#### [Written task]
In your copy, include every line of the listing below exactly but none of the pictures.
start Data in this exercise
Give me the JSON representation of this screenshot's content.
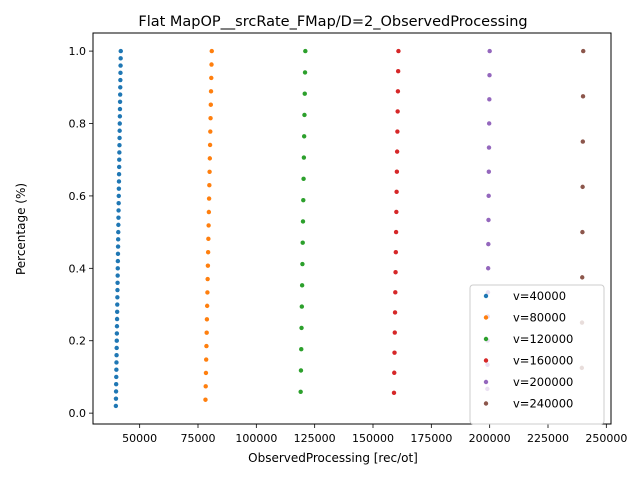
{
  "chart_data": {
    "type": "scatter",
    "title": "Flat MapOP__srcRate_FMap/D=2_ObservedProcessing",
    "xlabel": "ObservedProcessing [rec/ot]",
    "ylabel": "Percentage (%)",
    "xlim": [
      30000,
      252000
    ],
    "ylim": [
      -0.03,
      1.05
    ],
    "xticks": [
      50000,
      75000,
      100000,
      125000,
      150000,
      175000,
      200000,
      225000,
      250000
    ],
    "xtick_labels": [
      "50000",
      "75000",
      "100000",
      "125000",
      "150000",
      "175000",
      "200000",
      "225000",
      "250000"
    ],
    "yticks": [
      0.0,
      0.2,
      0.4,
      0.6,
      0.8,
      1.0
    ],
    "ytick_labels": [
      "0.0",
      "0.2",
      "0.4",
      "0.6",
      "0.8",
      "1.0"
    ],
    "legend_position": "lower right",
    "series": [
      {
        "name": "v=40000",
        "color": "#1f77b4",
        "x_start": 39800,
        "x_end": 41900,
        "y_start": 0.02,
        "y_end": 1.0,
        "count": 50
      },
      {
        "name": "v=80000",
        "color": "#ff7f0e",
        "x_start": 78200,
        "x_end": 80900,
        "y_start": 0.037,
        "y_end": 1.0,
        "count": 27
      },
      {
        "name": "v=120000",
        "color": "#2ca02c",
        "x_start": 119000,
        "x_end": 121000,
        "y_start": 0.059,
        "y_end": 1.0,
        "count": 17
      },
      {
        "name": "v=160000",
        "color": "#d62728",
        "x_start": 159000,
        "x_end": 160900,
        "y_start": 0.056,
        "y_end": 1.0,
        "count": 18
      },
      {
        "name": "v=200000",
        "color": "#9467bd",
        "x_start": 199000,
        "x_end": 200000,
        "y_start": 0.067,
        "y_end": 1.0,
        "count": 15
      },
      {
        "name": "v=240000",
        "color": "#8c564b",
        "x_start": 239500,
        "x_end": 240100,
        "y_start": 0.125,
        "y_end": 1.0,
        "count": 8
      }
    ]
  }
}
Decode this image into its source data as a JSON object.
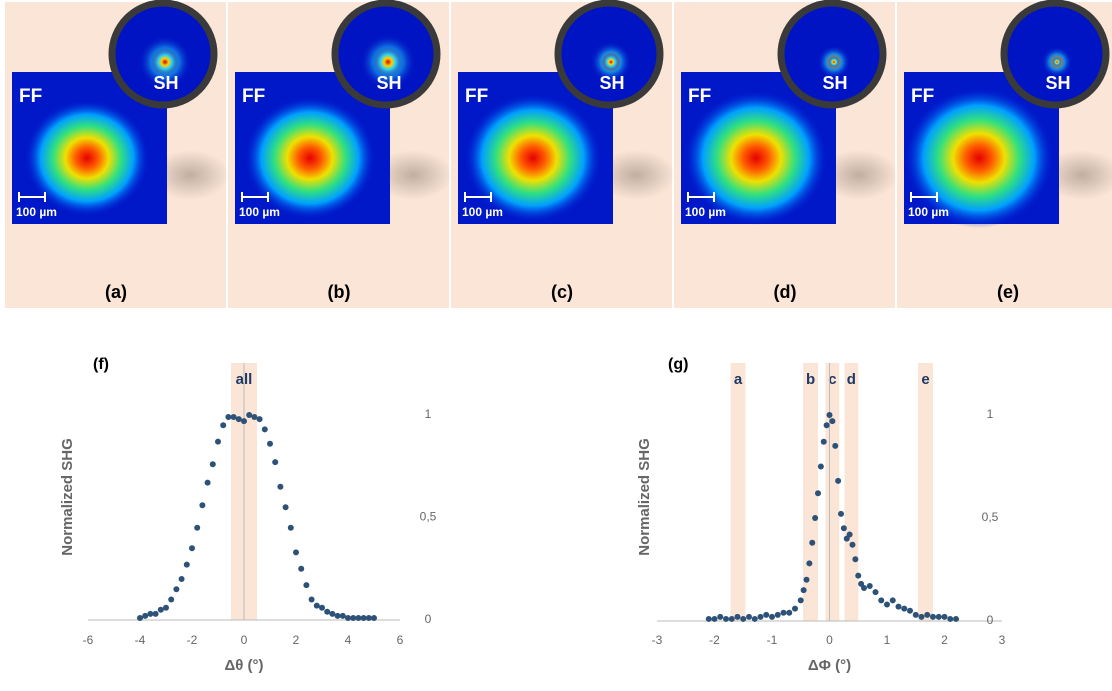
end Data in this exercise
#### [The reply]
Give me the JSON representation of this screenshot's content.
{
  "chart_data": {
    "type": "scatter",
    "title": "Flat MapOP__srcRate_FMap/D=2_ObservedProcessing",
    "xlabel": "ObservedProcessing [rec/ot]",
    "ylabel": "Percentage (%)",
    "xlim": [
      30000,
      252000
    ],
    "ylim": [
      -0.03,
      1.05
    ],
    "xticks": [
      50000,
      75000,
      100000,
      125000,
      150000,
      175000,
      200000,
      225000,
      250000
    ],
    "xtick_labels": [
      "50000",
      "75000",
      "100000",
      "125000",
      "150000",
      "175000",
      "200000",
      "225000",
      "250000"
    ],
    "yticks": [
      0.0,
      0.2,
      0.4,
      0.6,
      0.8,
      1.0
    ],
    "ytick_labels": [
      "0.0",
      "0.2",
      "0.4",
      "0.6",
      "0.8",
      "1.0"
    ],
    "legend_position": "lower right",
    "series": [
      {
        "name": "v=40000",
        "color": "#1f77b4",
        "x_start": 39800,
        "x_end": 41900,
        "y_start": 0.02,
        "y_end": 1.0,
        "count": 50
      },
      {
        "name": "v=80000",
        "color": "#ff7f0e",
        "x_start": 78200,
        "x_end": 80900,
        "y_start": 0.037,
        "y_end": 1.0,
        "count": 27
      },
      {
        "name": "v=120000",
        "color": "#2ca02c",
        "x_start": 119000,
        "x_end": 121000,
        "y_start": 0.059,
        "y_end": 1.0,
        "count": 17
      },
      {
        "name": "v=160000",
        "color": "#d62728",
        "x_start": 159000,
        "x_end": 160900,
        "y_start": 0.056,
        "y_end": 1.0,
        "count": 18
      },
      {
        "name": "v=200000",
        "color": "#9467bd",
        "x_start": 199000,
        "x_end": 200000,
        "y_start": 0.067,
        "y_end": 1.0,
        "count": 15
      },
      {
        "name": "v=240000",
        "color": "#8c564b",
        "x_start": 239500,
        "x_end": 240100,
        "y_start": 0.125,
        "y_end": 1.0,
        "count": 8
      }
    ]
  }
}
Decode this image into its source data as a JSON object.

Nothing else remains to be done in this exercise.